>> Start
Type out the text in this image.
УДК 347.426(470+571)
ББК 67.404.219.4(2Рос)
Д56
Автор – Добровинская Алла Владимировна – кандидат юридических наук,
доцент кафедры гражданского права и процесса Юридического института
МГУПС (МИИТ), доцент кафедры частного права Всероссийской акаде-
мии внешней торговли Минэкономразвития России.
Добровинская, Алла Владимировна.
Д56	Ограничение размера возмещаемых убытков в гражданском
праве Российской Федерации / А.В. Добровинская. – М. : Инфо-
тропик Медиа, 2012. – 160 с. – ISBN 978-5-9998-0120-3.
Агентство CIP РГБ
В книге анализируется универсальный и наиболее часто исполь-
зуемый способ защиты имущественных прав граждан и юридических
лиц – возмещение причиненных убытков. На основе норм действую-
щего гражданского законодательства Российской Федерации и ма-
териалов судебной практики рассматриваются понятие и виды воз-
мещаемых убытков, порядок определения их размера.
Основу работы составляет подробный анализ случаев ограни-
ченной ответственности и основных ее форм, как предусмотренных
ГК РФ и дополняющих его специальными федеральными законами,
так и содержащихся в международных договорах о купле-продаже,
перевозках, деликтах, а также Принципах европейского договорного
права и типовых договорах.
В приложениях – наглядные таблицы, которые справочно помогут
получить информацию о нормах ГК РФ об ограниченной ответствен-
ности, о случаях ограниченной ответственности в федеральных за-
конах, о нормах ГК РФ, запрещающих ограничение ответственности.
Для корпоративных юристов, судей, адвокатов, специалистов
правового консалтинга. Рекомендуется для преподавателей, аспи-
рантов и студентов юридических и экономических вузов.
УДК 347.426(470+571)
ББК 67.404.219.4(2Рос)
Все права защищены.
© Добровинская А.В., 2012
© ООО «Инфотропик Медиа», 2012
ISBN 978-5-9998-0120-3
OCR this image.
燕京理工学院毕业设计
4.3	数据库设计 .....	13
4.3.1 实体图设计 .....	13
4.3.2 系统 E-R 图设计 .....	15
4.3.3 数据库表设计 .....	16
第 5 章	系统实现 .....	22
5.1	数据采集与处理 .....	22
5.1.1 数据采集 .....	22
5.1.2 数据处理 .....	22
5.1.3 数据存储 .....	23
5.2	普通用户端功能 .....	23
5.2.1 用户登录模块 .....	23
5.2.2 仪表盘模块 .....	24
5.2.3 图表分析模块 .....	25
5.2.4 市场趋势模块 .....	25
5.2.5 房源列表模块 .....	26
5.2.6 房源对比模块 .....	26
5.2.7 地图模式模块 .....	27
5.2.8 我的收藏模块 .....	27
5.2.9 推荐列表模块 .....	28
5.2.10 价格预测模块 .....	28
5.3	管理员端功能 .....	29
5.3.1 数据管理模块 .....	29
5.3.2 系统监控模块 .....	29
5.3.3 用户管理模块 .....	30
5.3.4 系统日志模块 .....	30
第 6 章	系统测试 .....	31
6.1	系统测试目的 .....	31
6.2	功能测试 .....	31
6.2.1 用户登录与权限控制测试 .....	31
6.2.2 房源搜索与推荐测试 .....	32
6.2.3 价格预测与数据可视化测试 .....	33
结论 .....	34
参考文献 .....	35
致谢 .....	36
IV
>> End
Prompt:
Copy each line of the data that contains the word "Владимировна".

Correct answer:
Автор – Добровинская Алла Владимировна – кандидат юридических наук,
Добровинская, Алла Владимировна.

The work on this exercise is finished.